--- start Listing ---

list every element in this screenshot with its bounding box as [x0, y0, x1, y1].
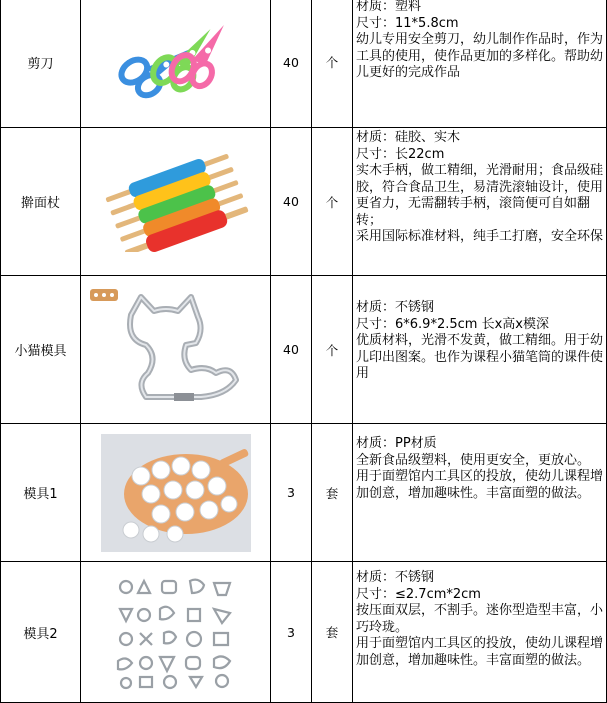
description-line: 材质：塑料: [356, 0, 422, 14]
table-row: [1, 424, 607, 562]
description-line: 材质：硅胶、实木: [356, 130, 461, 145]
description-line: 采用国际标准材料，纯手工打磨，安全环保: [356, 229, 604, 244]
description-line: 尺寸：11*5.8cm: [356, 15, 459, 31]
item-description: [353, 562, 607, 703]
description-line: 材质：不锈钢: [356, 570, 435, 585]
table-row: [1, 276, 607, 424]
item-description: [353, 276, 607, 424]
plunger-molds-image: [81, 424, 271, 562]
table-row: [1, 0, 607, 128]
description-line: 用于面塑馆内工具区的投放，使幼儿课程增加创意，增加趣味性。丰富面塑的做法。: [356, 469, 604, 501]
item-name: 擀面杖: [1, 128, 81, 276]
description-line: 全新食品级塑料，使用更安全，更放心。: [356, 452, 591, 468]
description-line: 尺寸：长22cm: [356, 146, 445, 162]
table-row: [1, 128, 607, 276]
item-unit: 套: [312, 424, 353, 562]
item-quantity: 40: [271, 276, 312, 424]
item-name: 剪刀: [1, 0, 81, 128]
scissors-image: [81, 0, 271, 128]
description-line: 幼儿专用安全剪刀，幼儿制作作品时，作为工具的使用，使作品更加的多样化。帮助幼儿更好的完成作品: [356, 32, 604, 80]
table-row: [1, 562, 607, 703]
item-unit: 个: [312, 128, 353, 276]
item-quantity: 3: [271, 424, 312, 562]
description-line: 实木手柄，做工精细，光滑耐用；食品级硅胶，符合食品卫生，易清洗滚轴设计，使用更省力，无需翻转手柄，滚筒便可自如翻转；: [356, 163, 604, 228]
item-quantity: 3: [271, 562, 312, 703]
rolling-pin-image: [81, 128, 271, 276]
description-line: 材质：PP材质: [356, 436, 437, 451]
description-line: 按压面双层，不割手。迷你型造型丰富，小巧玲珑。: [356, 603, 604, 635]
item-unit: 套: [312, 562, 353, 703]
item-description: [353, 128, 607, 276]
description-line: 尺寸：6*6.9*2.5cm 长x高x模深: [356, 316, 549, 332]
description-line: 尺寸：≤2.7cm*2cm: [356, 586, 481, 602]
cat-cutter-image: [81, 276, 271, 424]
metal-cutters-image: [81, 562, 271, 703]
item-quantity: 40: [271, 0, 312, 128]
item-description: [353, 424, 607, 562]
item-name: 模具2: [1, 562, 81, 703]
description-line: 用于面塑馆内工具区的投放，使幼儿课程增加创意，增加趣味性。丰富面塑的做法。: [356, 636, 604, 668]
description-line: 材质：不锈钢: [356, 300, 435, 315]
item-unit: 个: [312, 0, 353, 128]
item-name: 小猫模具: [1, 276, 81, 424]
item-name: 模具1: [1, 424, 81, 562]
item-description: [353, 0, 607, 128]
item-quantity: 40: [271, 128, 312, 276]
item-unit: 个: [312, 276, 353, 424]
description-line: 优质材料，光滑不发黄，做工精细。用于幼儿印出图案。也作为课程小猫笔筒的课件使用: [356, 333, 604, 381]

--- end Listing ---

**Task directions**
Copy every line of the items above word for word, leaving out the pictures.

**Complete output**
list every element in this screenshot with its bounding box as [x0, y0, x1, y1].
description-line: 材质：塑料: [356, 0, 422, 14]
table-row: [1, 424, 607, 562]
description-line: 材质：硅胶、实木: [356, 130, 461, 145]
description-line: 采用国际标准材料，纯手工打磨，安全环保: [356, 229, 604, 244]
description-line: 尺寸：11*5.8cm: [356, 15, 459, 31]
item-description: [353, 562, 607, 703]
description-line: 材质：不锈钢: [356, 570, 435, 585]
table-row: [1, 276, 607, 424]
item-description: [353, 276, 607, 424]
plunger-molds-image: [81, 424, 271, 562]
table-row: [1, 0, 607, 128]
description-line: 用于面塑馆内工具区的投放，使幼儿课程增加创意，增加趣味性。丰富面塑的做法。: [356, 469, 604, 501]
item-name: 擀面杖: [1, 128, 81, 276]
description-line: 全新食品级塑料，使用更安全，更放心。: [356, 452, 591, 468]
description-line: 尺寸：长22cm: [356, 146, 445, 162]
table-row: [1, 128, 607, 276]
item-unit: 套: [312, 424, 353, 562]
item-quantity: 40: [271, 276, 312, 424]
item-name: 剪刀: [1, 0, 81, 128]
scissors-image: [81, 0, 271, 128]
description-line: 幼儿专用安全剪刀，幼儿制作作品时，作为工具的使用，使作品更加的多样化。帮助幼儿更好的完成作品: [356, 32, 604, 80]
table-row: [1, 562, 607, 703]
item-unit: 个: [312, 128, 353, 276]
item-quantity: 3: [271, 424, 312, 562]
description-line: 实木手柄，做工精细，光滑耐用；食品级硅胶，符合食品卫生，易清洗滚轴设计，使用更省力，无需翻转手柄，滚筒便可自如翻转；: [356, 163, 604, 228]
item-quantity: 3: [271, 562, 312, 703]
rolling-pin-image: [81, 128, 271, 276]
description-line: 材质：PP材质: [356, 436, 437, 451]
description-line: 按压面双层，不割手。迷你型造型丰富，小巧玲珑。: [356, 603, 604, 635]
item-unit: 套: [312, 562, 353, 703]
item-description: [353, 128, 607, 276]
description-line: 尺寸：6*6.9*2.5cm 长x高x模深: [356, 316, 549, 332]
description-line: 尺寸：≤2.7cm*2cm: [356, 586, 481, 602]
cat-cutter-image: [81, 276, 271, 424]
metal-cutters-image: [81, 562, 271, 703]
item-quantity: 40: [271, 0, 312, 128]
item-description: [353, 424, 607, 562]
item-name: 模具2: [1, 562, 81, 703]
description-line: 用于面塑馆内工具区的投放，使幼儿课程增加创意，增加趣味性。丰富面塑的做法。: [356, 636, 604, 668]
description-line: 材质：不锈钢: [356, 300, 435, 315]
item-unit: 个: [312, 0, 353, 128]
item-name: 小猫模具: [1, 276, 81, 424]
item-name: 模具1: [1, 424, 81, 562]
item-description: [353, 0, 607, 128]
item-quantity: 40: [271, 128, 312, 276]
item-unit: 个: [312, 276, 353, 424]
description-line: 优质材料，光滑不发黄，做工精细。用于幼儿印出图案。也作为课程小猫笔筒的课件使用: [356, 333, 604, 381]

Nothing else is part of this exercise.